* Prompt *
Pick out each line below containing "Land".

* Records shown *
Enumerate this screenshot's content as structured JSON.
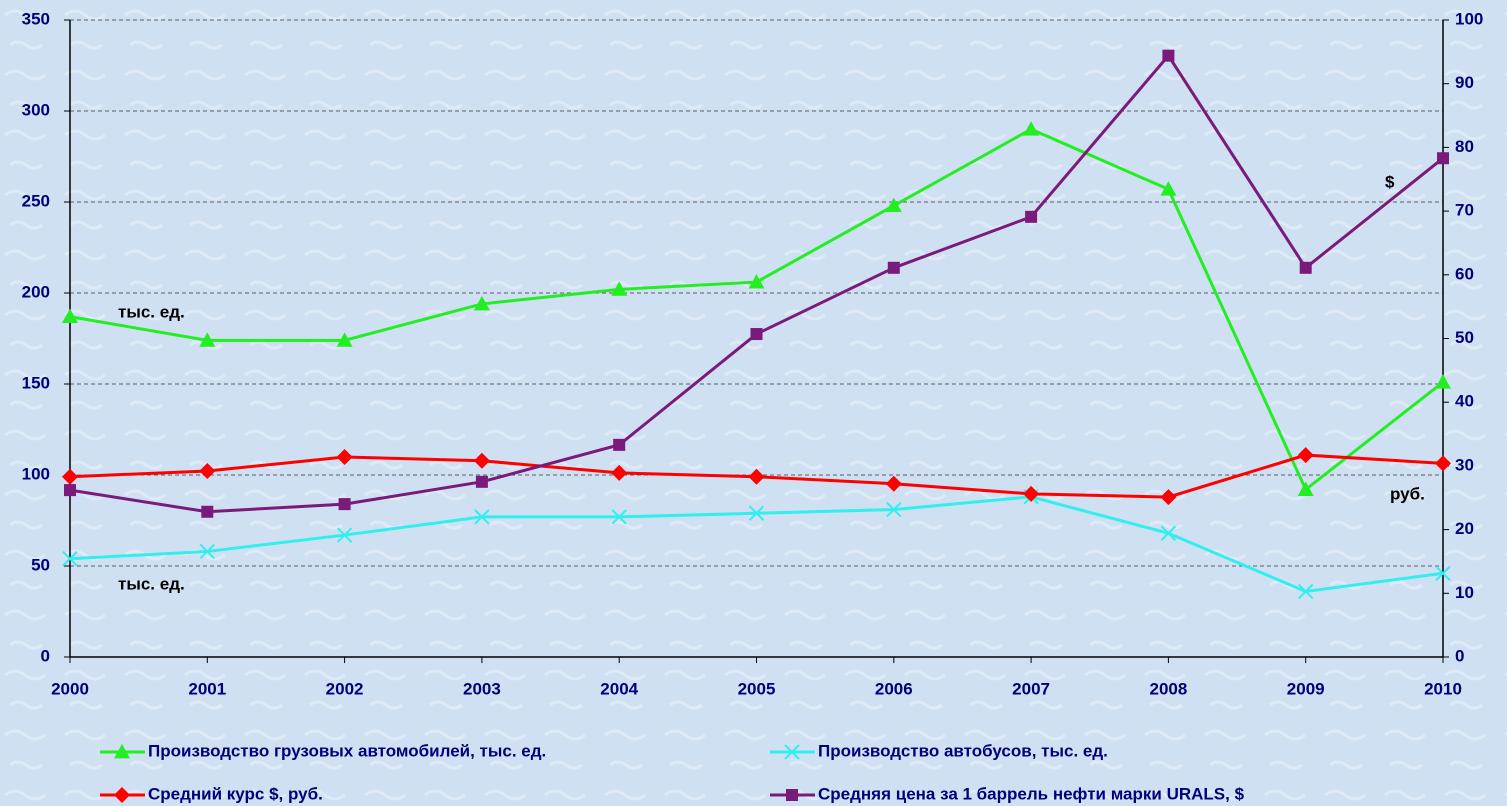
{
  "chart_data": {
    "type": "line",
    "x": [
      2000,
      2001,
      2002,
      2003,
      2004,
      2005,
      2006,
      2007,
      2008,
      2009,
      2010
    ],
    "xlim": [
      2000,
      2010
    ],
    "xticks": [
      2000,
      2001,
      2002,
      2003,
      2004,
      2005,
      2006,
      2007,
      2008,
      2009,
      2010
    ],
    "ylim": [
      0,
      350
    ],
    "yticks": [
      0,
      50,
      100,
      150,
      200,
      250,
      300,
      350
    ],
    "y2lim": [
      0,
      100
    ],
    "y2ticks": [
      0,
      10,
      20,
      30,
      40,
      50,
      60,
      70,
      80,
      90,
      100
    ],
    "grid": true,
    "series": [
      {
        "name": "Производство грузовых автомобилей, тыс. ед.",
        "color": "#22ee22",
        "marker": "triangle",
        "values": [
          187,
          174,
          174,
          194,
          202,
          206,
          248,
          290,
          257,
          92,
          151
        ]
      },
      {
        "name": "Производство автобусов, тыс. ед.",
        "color": "#33eeee",
        "marker": "x",
        "values": [
          54,
          58,
          67,
          77,
          77,
          79,
          81,
          88,
          68,
          36,
          46
        ]
      },
      {
        "name": "Средний курс $, руб.",
        "color": "#ff0000",
        "marker": "diamond",
        "axis": "y2",
        "values": [
          28.3,
          29.2,
          31.4,
          30.8,
          28.9,
          28.3,
          27.2,
          25.6,
          25.1,
          31.7,
          30.4
        ]
      },
      {
        "name": "Средняя цена за 1 баррель нефти марки URALS, $",
        "color": "#7a1a7a",
        "marker": "square",
        "axis": "y2",
        "values": [
          26.2,
          22.8,
          24.0,
          27.5,
          33.3,
          50.7,
          61.1,
          69.1,
          94.4,
          61.1,
          78.3
        ]
      }
    ],
    "annotations": [
      "тыс. ед.",
      "тыс. ед.",
      "$",
      "руб."
    ]
  }
}
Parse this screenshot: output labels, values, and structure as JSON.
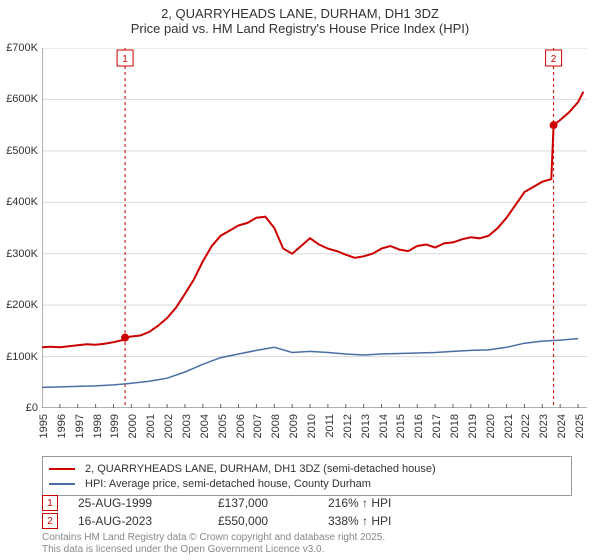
{
  "title": {
    "line1": "2, QUARRYHEADS LANE, DURHAM, DH1 3DZ",
    "line2": "Price paid vs. HM Land Registry's House Price Index (HPI)"
  },
  "chart": {
    "type": "line",
    "background_color": "#ffffff",
    "grid_color": "#d9d9d9",
    "axis_color": "#666666",
    "ylabel_fontsize": 11,
    "xlabel_fontsize": 11,
    "xlim": [
      1995,
      2025.5
    ],
    "ylim": [
      0,
      700000
    ],
    "yticks": [
      0,
      100000,
      200000,
      300000,
      400000,
      500000,
      600000,
      700000
    ],
    "ytick_labels": [
      "£0",
      "£100K",
      "£200K",
      "£300K",
      "£400K",
      "£500K",
      "£600K",
      "£700K"
    ],
    "xticks": [
      1995,
      1996,
      1997,
      1998,
      1999,
      2000,
      2001,
      2002,
      2003,
      2004,
      2005,
      2006,
      2007,
      2008,
      2009,
      2010,
      2011,
      2012,
      2013,
      2014,
      2015,
      2016,
      2017,
      2018,
      2019,
      2020,
      2021,
      2022,
      2023,
      2024,
      2025
    ],
    "xtick_labels": [
      "1995",
      "1996",
      "1997",
      "1998",
      "1999",
      "2000",
      "2001",
      "2002",
      "2003",
      "2004",
      "2005",
      "2006",
      "2007",
      "2008",
      "2009",
      "2010",
      "2011",
      "2012",
      "2013",
      "2014",
      "2015",
      "2016",
      "2017",
      "2018",
      "2019",
      "2020",
      "2021",
      "2022",
      "2023",
      "2024",
      "2025"
    ],
    "series": [
      {
        "name": "price_paid",
        "label": "2, QUARRYHEADS LANE, DURHAM, DH1 3DZ (semi-detached house)",
        "color": "#cc0000",
        "line_width": 2,
        "x": [
          1995,
          1995.5,
          1996,
          1996.5,
          1997,
          1997.5,
          1998,
          1998.5,
          1999,
          1999.5,
          1999.65,
          2000,
          2000.5,
          2001,
          2001.5,
          2002,
          2002.5,
          2003,
          2003.5,
          2004,
          2004.5,
          2005,
          2005.5,
          2006,
          2006.5,
          2007,
          2007.5,
          2008,
          2008.5,
          2009,
          2009.5,
          2010,
          2010.5,
          2011,
          2011.5,
          2012,
          2012.5,
          2013,
          2013.5,
          2014,
          2014.5,
          2015,
          2015.5,
          2016,
          2016.5,
          2017,
          2017.5,
          2018,
          2018.5,
          2019,
          2019.5,
          2020,
          2020.5,
          2021,
          2021.5,
          2022,
          2022.5,
          2023,
          2023.5,
          2023.63,
          2024,
          2024.5,
          2025,
          2025.3
        ],
        "y": [
          118000,
          119000,
          118000,
          120000,
          122000,
          124000,
          123000,
          125000,
          128000,
          132000,
          137000,
          139000,
          141000,
          148000,
          160000,
          175000,
          195000,
          222000,
          250000,
          285000,
          315000,
          335000,
          345000,
          355000,
          360000,
          370000,
          372000,
          350000,
          310000,
          300000,
          315000,
          330000,
          318000,
          310000,
          305000,
          298000,
          292000,
          295000,
          300000,
          310000,
          315000,
          308000,
          305000,
          315000,
          318000,
          312000,
          320000,
          322000,
          328000,
          332000,
          330000,
          335000,
          350000,
          370000,
          395000,
          420000,
          430000,
          440000,
          445000,
          550000,
          560000,
          575000,
          595000,
          615000
        ]
      },
      {
        "name": "hpi",
        "label": "HPI: Average price, semi-detached house, County Durham",
        "color": "#4a6fa5",
        "line_width": 1.5,
        "x": [
          1995,
          1996,
          1997,
          1998,
          1999,
          2000,
          2001,
          2002,
          2003,
          2004,
          2005,
          2006,
          2007,
          2008,
          2009,
          2010,
          2011,
          2012,
          2013,
          2014,
          2015,
          2016,
          2017,
          2018,
          2019,
          2020,
          2021,
          2022,
          2023,
          2024,
          2025
        ],
        "y": [
          40000,
          41000,
          42000,
          43000,
          45000,
          48000,
          52000,
          58000,
          70000,
          85000,
          98000,
          105000,
          112000,
          118000,
          108000,
          110000,
          108000,
          105000,
          103000,
          105000,
          106000,
          107000,
          108000,
          110000,
          112000,
          113000,
          118000,
          126000,
          130000,
          132000,
          135000
        ]
      }
    ],
    "markers": [
      {
        "index": "1",
        "x": 1999.65,
        "y": 137000,
        "color": "#cc0000",
        "vline_color": "#cc0000",
        "vline_dash": "3,3",
        "label_top_y_offset": -8
      },
      {
        "index": "2",
        "x": 2023.63,
        "y": 550000,
        "color": "#cc0000",
        "vline_color": "#cc0000",
        "vline_dash": "3,3",
        "label_top_y_offset": -8
      }
    ]
  },
  "legend": {
    "border_color": "#999999",
    "fontsize": 11,
    "items": [
      {
        "color": "#cc0000",
        "label": "2, QUARRYHEADS LANE, DURHAM, DH1 3DZ (semi-detached house)"
      },
      {
        "color": "#4a6fa5",
        "label": "HPI: Average price, semi-detached house, County Durham"
      }
    ]
  },
  "marker_table": {
    "rows": [
      {
        "index": "1",
        "date": "25-AUG-1999",
        "price": "£137,000",
        "pct": "216% ↑ HPI"
      },
      {
        "index": "2",
        "date": "16-AUG-2023",
        "price": "£550,000",
        "pct": "338% ↑ HPI"
      }
    ]
  },
  "footer": {
    "line1": "Contains HM Land Registry data © Crown copyright and database right 2025.",
    "line2": "This data is licensed under the Open Government Licence v3.0."
  }
}
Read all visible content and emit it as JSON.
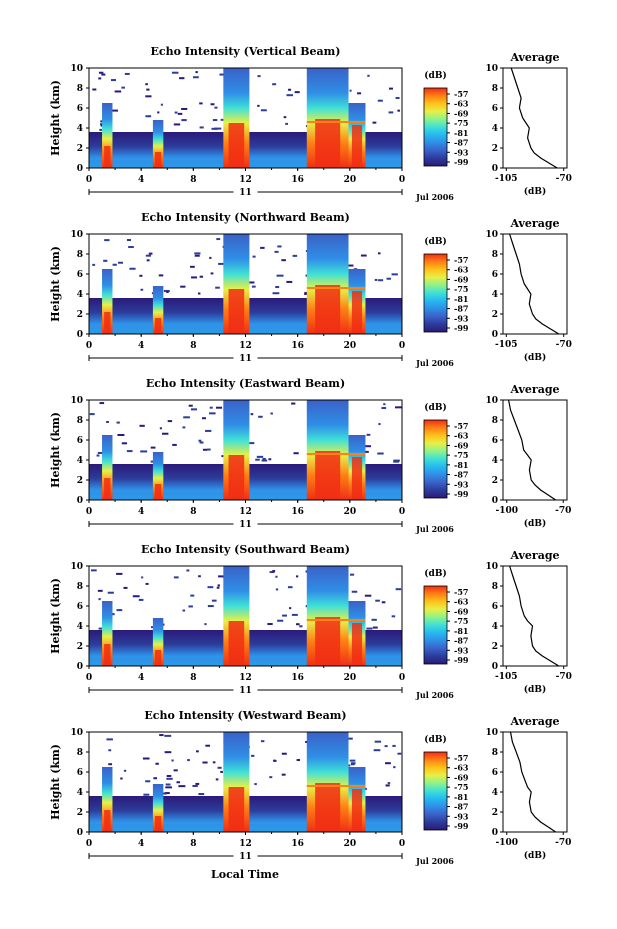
{
  "chart_data": [
    {
      "type": "heatmap",
      "title": "Echo Intensity (Vertical Beam)",
      "ylabel": "Height (km)",
      "ylim": [
        0,
        10
      ],
      "xlim": [
        0,
        24
      ],
      "xticks": [
        "0",
        "4",
        "8",
        "12",
        "16",
        "20",
        "0"
      ],
      "day_label": "11",
      "date_label": "Jul 2006",
      "colorbar": {
        "label": "(dB)",
        "ticks": [
          "-57",
          "-63",
          "-69",
          "-75",
          "-81",
          "-87",
          "-93",
          "-99"
        ]
      },
      "profile": {
        "title": "Average",
        "xlabel": "(dB)",
        "xticks": [
          "-105",
          "-70"
        ],
        "yticks": [
          "0",
          "2",
          "4",
          "6",
          "8",
          "10"
        ],
        "x": [
          -74,
          -79,
          -84,
          -88,
          -90,
          -92,
          -91,
          -93,
          -95,
          -97,
          -96,
          -98,
          -100,
          -102
        ],
        "y": [
          0,
          0.5,
          1,
          1.5,
          2,
          3,
          4,
          4.5,
          5,
          6,
          7,
          8,
          9,
          10
        ]
      }
    },
    {
      "type": "heatmap",
      "title": "Echo Intensity (Northward Beam)",
      "ylabel": "Height (km)",
      "ylim": [
        0,
        10
      ],
      "xlim": [
        0,
        24
      ],
      "xticks": [
        "0",
        "4",
        "8",
        "12",
        "16",
        "20",
        "0"
      ],
      "day_label": "11",
      "date_label": "Jul 2006",
      "colorbar": {
        "label": "(dB)",
        "ticks": [
          "-57",
          "-63",
          "-69",
          "-75",
          "-81",
          "-87",
          "-93",
          "-99"
        ]
      },
      "profile": {
        "title": "Average",
        "xlabel": "(dB)",
        "xticks": [
          "-105",
          "-70"
        ],
        "yticks": [
          "0",
          "2",
          "4",
          "6",
          "8",
          "10"
        ],
        "x": [
          -73,
          -78,
          -83,
          -87,
          -89,
          -91,
          -90,
          -92,
          -94,
          -96,
          -97,
          -99,
          -101,
          -103
        ],
        "y": [
          0,
          0.5,
          1,
          1.5,
          2,
          3,
          4,
          4.5,
          5,
          6,
          7,
          8,
          9,
          10
        ]
      }
    },
    {
      "type": "heatmap",
      "title": "Echo Intensity (Eastward Beam)",
      "ylabel": "Height (km)",
      "ylim": [
        0,
        10
      ],
      "xlim": [
        0,
        24
      ],
      "xticks": [
        "0",
        "4",
        "8",
        "12",
        "16",
        "20",
        "0"
      ],
      "day_label": "11",
      "date_label": "Jul 2006",
      "colorbar": {
        "label": "(dB)",
        "ticks": [
          "-57",
          "-63",
          "-69",
          "-75",
          "-81",
          "-87",
          "-93",
          "-99"
        ]
      },
      "profile": {
        "title": "Average",
        "xlabel": "(dB)",
        "xticks": [
          "-100",
          "-70"
        ],
        "yticks": [
          "0",
          "2",
          "4",
          "6",
          "8",
          "10"
        ],
        "x": [
          -74,
          -78,
          -82,
          -85,
          -87,
          -88,
          -87,
          -89,
          -91,
          -92,
          -94,
          -96,
          -98,
          -99
        ],
        "y": [
          0,
          0.5,
          1,
          1.5,
          2,
          3,
          4,
          4.5,
          5,
          6,
          7,
          8,
          9,
          10
        ]
      }
    },
    {
      "type": "heatmap",
      "title": "Echo Intensity (Southward Beam)",
      "ylabel": "Height (km)",
      "ylim": [
        0,
        10
      ],
      "xlim": [
        0,
        24
      ],
      "xticks": [
        "0",
        "4",
        "8",
        "12",
        "16",
        "20",
        "0"
      ],
      "day_label": "11",
      "date_label": "Jul 2006",
      "colorbar": {
        "label": "(dB)",
        "ticks": [
          "-57",
          "-63",
          "-69",
          "-75",
          "-81",
          "-87",
          "-93",
          "-99"
        ]
      },
      "profile": {
        "title": "Average",
        "xlabel": "(dB)",
        "xticks": [
          "-105",
          "-70"
        ],
        "yticks": [
          "0",
          "2",
          "4",
          "6",
          "8",
          "10"
        ],
        "x": [
          -73,
          -78,
          -83,
          -87,
          -89,
          -90,
          -89,
          -92,
          -94,
          -96,
          -97,
          -99,
          -101,
          -103
        ],
        "y": [
          0,
          0.5,
          1,
          1.5,
          2,
          3,
          4,
          4.5,
          5,
          6,
          7,
          8,
          9,
          10
        ]
      }
    },
    {
      "type": "heatmap",
      "title": "Echo Intensity (Westward Beam)",
      "ylabel": "Height (km)",
      "ylim": [
        0,
        10
      ],
      "xlim": [
        0,
        24
      ],
      "xticks": [
        "0",
        "4",
        "8",
        "12",
        "16",
        "20",
        "0"
      ],
      "day_label": "11",
      "date_label": "Jul 2006",
      "xlabel": "Local Time",
      "colorbar": {
        "label": "(dB)",
        "ticks": [
          "-57",
          "-63",
          "-69",
          "-75",
          "-81",
          "-87",
          "-93",
          "-99"
        ]
      },
      "profile": {
        "title": "Average",
        "xlabel": "(dB)",
        "xticks": [
          "-100",
          "-70"
        ],
        "yticks": [
          "0",
          "2",
          "4",
          "6",
          "8",
          "10"
        ],
        "x": [
          -74,
          -78,
          -82,
          -85,
          -87,
          -88,
          -87,
          -89,
          -90,
          -92,
          -93,
          -95,
          -97,
          -98
        ],
        "y": [
          0,
          0.5,
          1,
          1.5,
          2,
          3,
          4,
          4.5,
          5,
          6,
          7,
          8,
          9,
          10
        ]
      }
    }
  ],
  "colors": {
    "scale": [
      "#2b1a7a",
      "#2c3c9a",
      "#3a62c8",
      "#2f8ee6",
      "#26b8f0",
      "#3fe0d8",
      "#8df28a",
      "#e6f048",
      "#ffc21a",
      "#ff8014",
      "#f02e14"
    ],
    "axis": "#000000"
  }
}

* Response *
    "line2": "Price paid vs. HM Land Registry's House Price Index (HPI)"
    "line1": "Contains HM Land Registry data © Crown copyright and database right 2025.",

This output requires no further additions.